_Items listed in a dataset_
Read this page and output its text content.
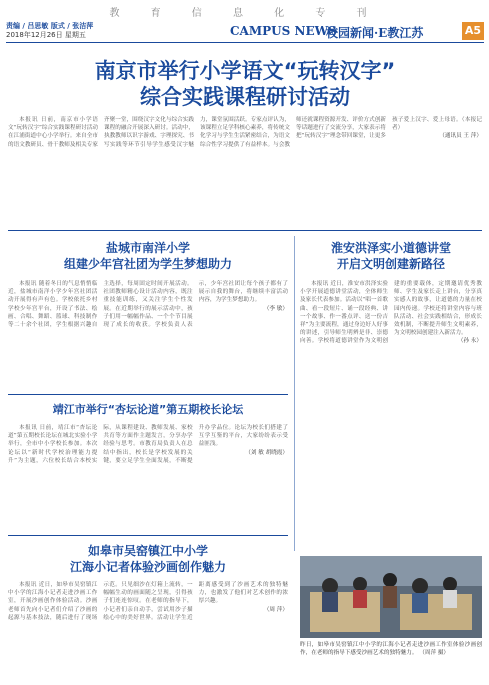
教 育 信 息 化 专 刊
责编 / 吕思敏 版式 / 张洁萍
2018年12月26日 星期五	CAMPUS NEWS
校园新闻·E教江苏	A5
南京市举行小学语文“玩转汉字”
综合实践课程研讨活动

本报讯 日前，南京市小学语文“玩转汉字”综合实践课程研讨活动在江浦街道中心小学举行。来自全市的语文教研员、骨干教师及相关专家齐聚一堂，围绕汉字文化与综合实践课程的融合开展深入研讨。活动中，执教教师以识字游戏、字理探究、书写实践等环节引导学生感受汉字魅力，课堂氛围活跃。专家点评认为，该课程立足学科核心素养，将传统文化学习与学生生活紧密结合，为语文综合性学习提供了有益样本。与会教师还就课程资源开发、评价方式创新等话题进行了交流分享，大家表示将把“玩转汉字”理念带回课堂，让更多孩子爱上汉字、爱上母语。（本报记者）

（通讯员 王 萍）
盐城市南洋小学
组建少年宫社团为学生梦想助力

本报讯 随着冬日的气息悄悄临近，盐城市南洋小学少年宫社团活动开展得有声有色。学校依托乡村学校少年宫平台，开设了书法、绘画、合唱、舞蹈、篮球、科技制作等二十余个社团，学生根据兴趣自主选择，每周固定时间开展活动。社团教师精心设计活动内容，既注重技能训练，又关注学生个性发展。在近期举行的展示活动中，孩子们用一幅幅作品、一个个节目展现了成长的收获。学校负责人表示，少年宫社团让每个孩子都有了展示自我的舞台，将继续丰富活动内容，为学生梦想助力。

（李 敏）
淮安洪泽实小道德讲堂
开启文明创建新路径

本报讯 近日，淮安市洪泽实验小学开展道德讲堂活动，全体师生及家长代表参加。活动以“唱一首歌曲、看一段短片、诵一段经典、讲一个故事、作一番点评、送一份吉祥”为主要流程，通过身边好人好事的讲述，引导师生明辨是非、崇德向善。学校将道德讲堂作为文明创建的重要载体，定期邀请优秀教师、学生及家长走上讲台，分享真实感人的故事，让道德的力量在校园内传递。学校还将讲堂内容与班队活动、社会实践相结合，形成长效机制，不断提升师生文明素养，为文明校园创建注入新活力。

（孙 永）
靖江市举行“杏坛论道”第五期校长论坛

本报讯 日前，靖江市“杏坛论道”第五期校长论坛在城北实验小学举行，全市中小学校长参加。本次论坛以“新时代学校治理能力提升”为主题，六位校长结合本校实际，从课程建设、教师发展、家校共育等方面作主题发言，分享办学经验与思考。市教育局负责人在总结中指出，校长是学校发展的关键，要立足学生全面发展，不断提升办学品位。论坛为校长们搭建了互学互鉴的平台，大家纷纷表示受益匪浅。

（刘 敏 胡晓霞）
如皋市吴窑镇江中小学
江海小记者体验沙画创作魅力

本报讯 近日，如皋市吴窑镇江中小学的江海小记者走进沙画工作室，开展沙画创作体验活动。沙画老师首先向小记者们介绍了沙画的起源与基本技法，随后进行了现场示范。只见细沙在灯箱上流转，一幅幅生动的画面随之呈现，引得孩子们连连惊叹。在老师的指导下，小记者们亲自动手，尝试用沙子描绘心中的美好世界。活动让学生近距离感受到了沙画艺术的独特魅力，也激发了他们对艺术创作的浓厚兴趣。

（周 萍）
昨日，如皋市吴窑镇江中小学的江海小记者走进沙画工作室体验沙画创作，在老师的指导下感受沙画艺术的独特魅力。 （周萍 摄）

_Direction_
Look for the word "玩转汉字" in every line of the listing and copy the lines that have it.

_Reply_
南京市举行小学语文“玩转汉字”
本报讯 日前，南京市小学语文“玩转汉字”综合实践课程研讨活动在江浦街道中心小学举行。来自全市的语文教研员、骨干教师及相关专家齐聚一堂，围绕汉字文化与综合实践课程的融合开展深入研讨。活动中，执教教师以识字游戏、字理探究、书写实践等环节引导学生感受汉字魅力，课堂氛围活跃。专家点评认为，该课程立足学科核心素养，将传统文化学习与学生生活紧密结合，为语文综合性学习提供了有益样本。与会教师还就课程资源开发、评价方式创新等话题进行了交流分享，大家表示将把“玩转汉字”理念带回课堂，让更多孩子爱上汉字、爱上母语。（本报记者）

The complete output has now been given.